TO BE DONE
Work through the data line by line, gathering every line that has the word "JSON".

(Dataset records)
________
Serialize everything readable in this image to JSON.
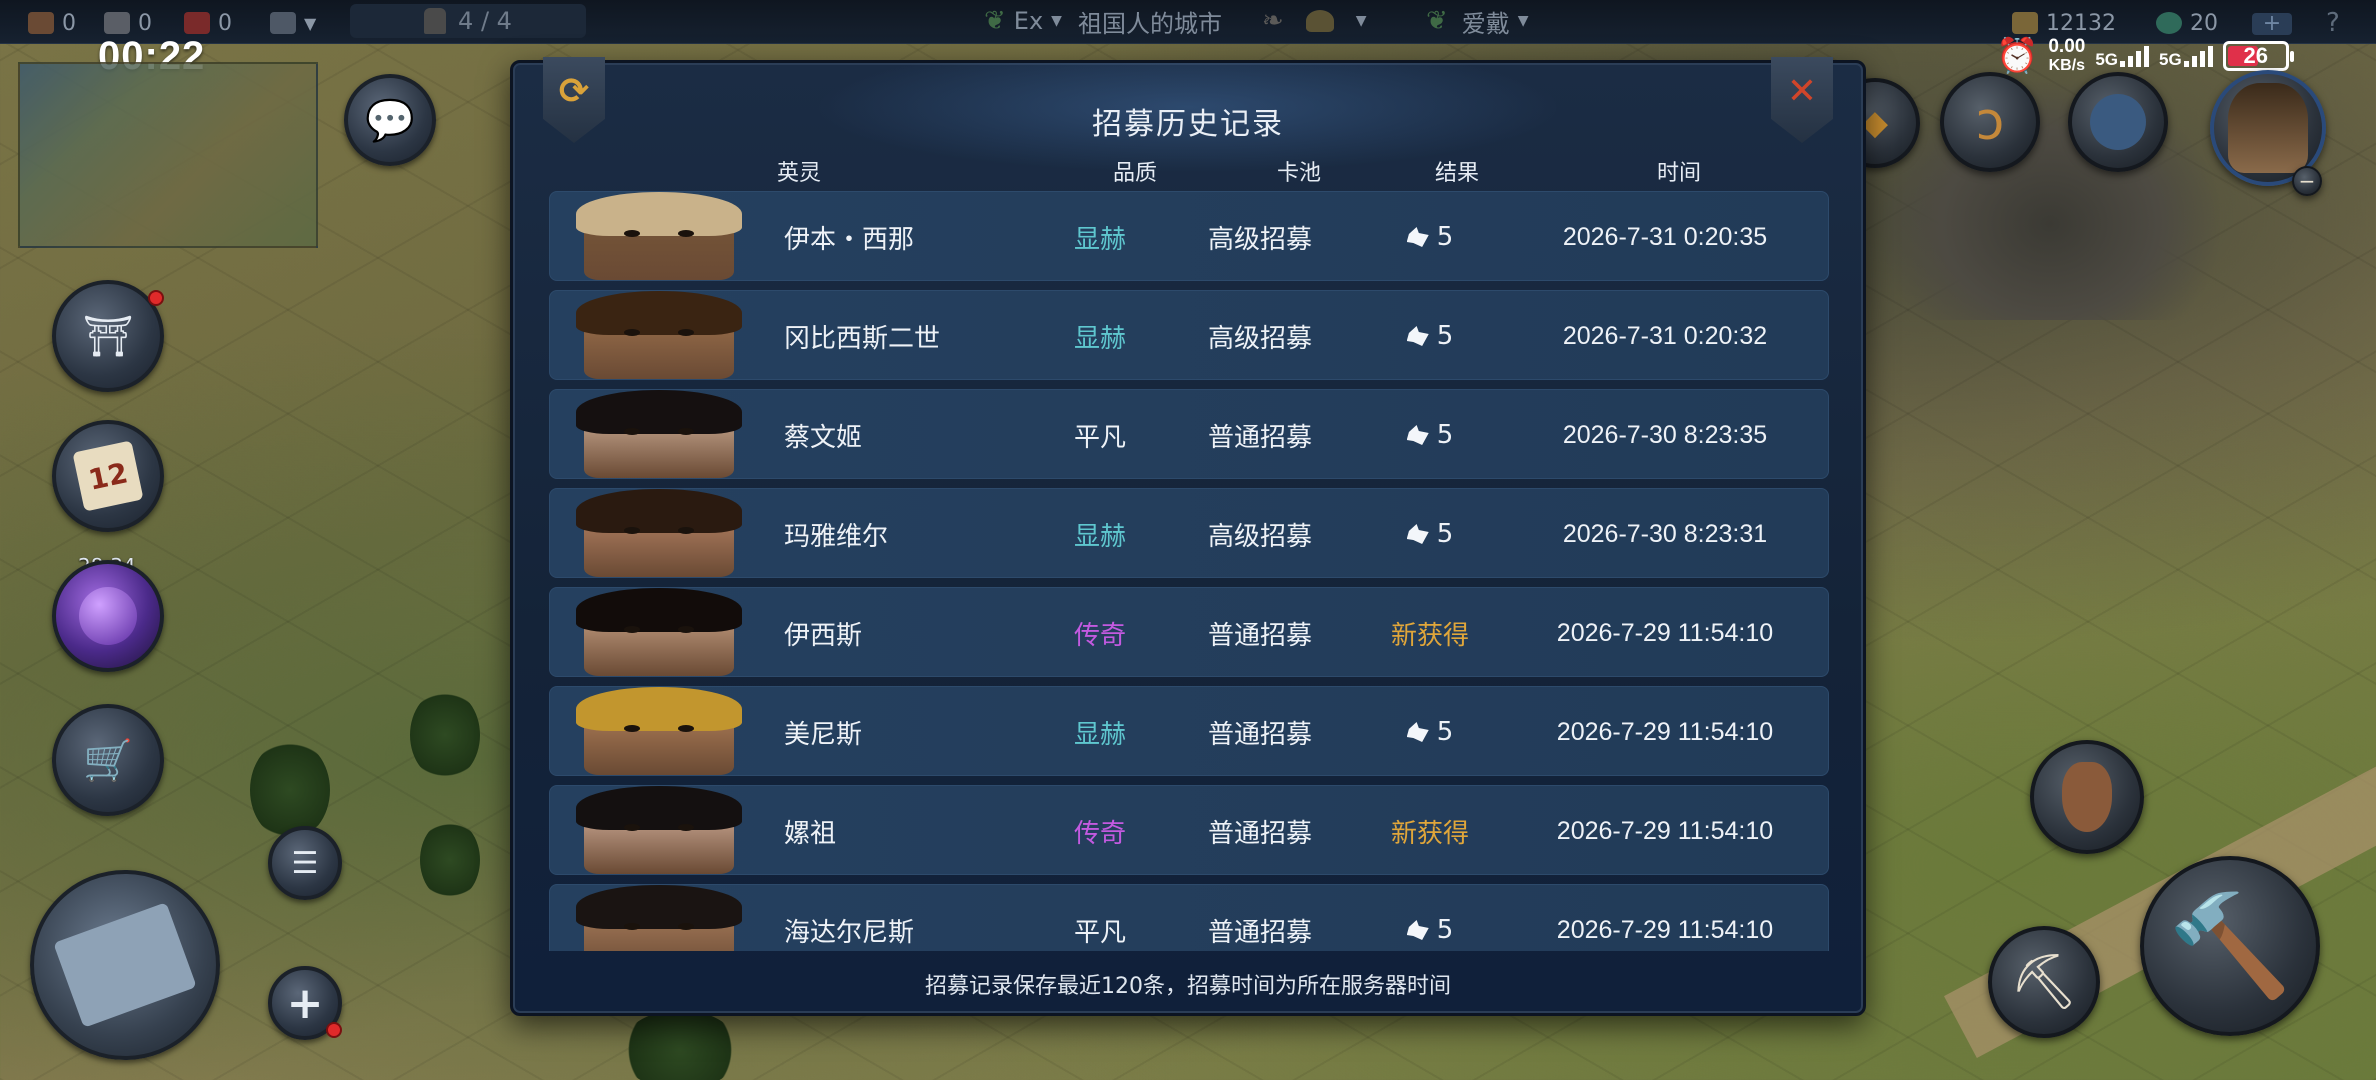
{
  "topbar": {
    "res1": "0",
    "res2": "0",
    "res3": "0",
    "army": "4 / 4",
    "server_tag": "Ex",
    "city_name": "祖国人的城市",
    "alliance": "爱戴",
    "gold": "12132",
    "gems": "20",
    "add": "+",
    "help": "?"
  },
  "status": {
    "time": "00:22",
    "speed_value": "0.00",
    "speed_unit": "KB/s",
    "net1": "5G",
    "net2": "5G",
    "battery": "26"
  },
  "hud": {
    "potion_timer": "28:34",
    "calendar_day": "12"
  },
  "modal": {
    "title": "招募历史记录",
    "headers": {
      "hero": "英灵",
      "quality": "品质",
      "pool": "卡池",
      "result": "结果",
      "time": "时间"
    },
    "footer": "招募记录保存最近120条，招募时间为所在服务器时间"
  },
  "records": [
    {
      "name": "伊本・西那",
      "quality": "显赫",
      "pool": "高级招募",
      "result": "5",
      "time": "2026-7-31  0:20:35"
    },
    {
      "name": "冈比西斯二世",
      "quality": "显赫",
      "pool": "高级招募",
      "result": "5",
      "time": "2026-7-31  0:20:32"
    },
    {
      "name": "蔡文姬",
      "quality": "平凡",
      "pool": "普通招募",
      "result": "5",
      "time": "2026-7-30  8:23:35"
    },
    {
      "name": "玛雅维尔",
      "quality": "显赫",
      "pool": "高级招募",
      "result": "5",
      "time": "2026-7-30  8:23:31"
    },
    {
      "name": "伊西斯",
      "quality": "传奇",
      "pool": "普通招募",
      "result": "新获得",
      "time": "2026-7-29  11:54:10"
    },
    {
      "name": "美尼斯",
      "quality": "显赫",
      "pool": "普通招募",
      "result": "5",
      "time": "2026-7-29  11:54:10"
    },
    {
      "name": "嫘祖",
      "quality": "传奇",
      "pool": "普通招募",
      "result": "新获得",
      "time": "2026-7-29  11:54:10"
    },
    {
      "name": "海达尔尼斯",
      "quality": "平凡",
      "pool": "普通招募",
      "result": "5",
      "time": "2026-7-29  11:54:10"
    }
  ],
  "colors": {
    "quality_prestige": "#5fc7cf",
    "quality_common": "#eef2f7",
    "quality_legend": "#c35ae0",
    "result_new": "#e0a63a",
    "modal_bg": "#162640",
    "row_bg": "#233d5b"
  },
  "icons": {
    "refresh": "refresh-icon",
    "close": "close-icon",
    "shard": "hero-shard-icon",
    "chat": "chat-icon",
    "layers": "layers-icon",
    "plus": "plus-icon",
    "map": "map-icon",
    "shovel": "shovel-icon",
    "hammer": "hammer-icon",
    "horn": "horn-icon",
    "alarm": "alarm-icon"
  }
}
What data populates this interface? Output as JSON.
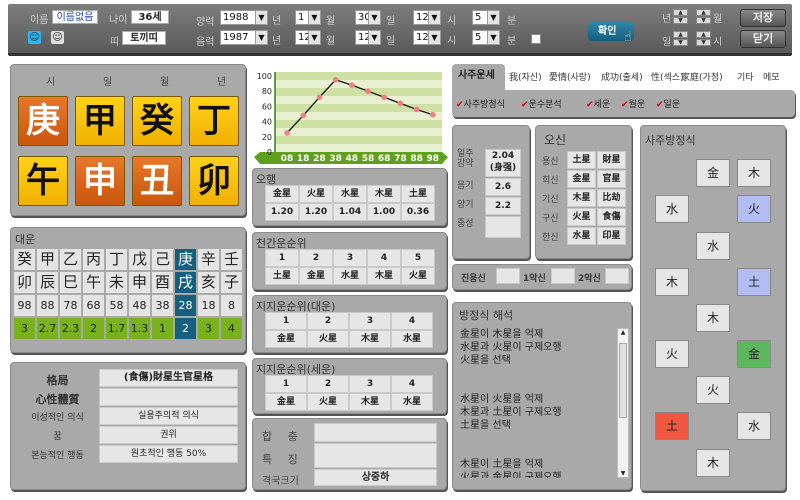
________
FULL ANSWER
Serialize everything readable in this image to JSON.
What data populates this interface? Output as JSON.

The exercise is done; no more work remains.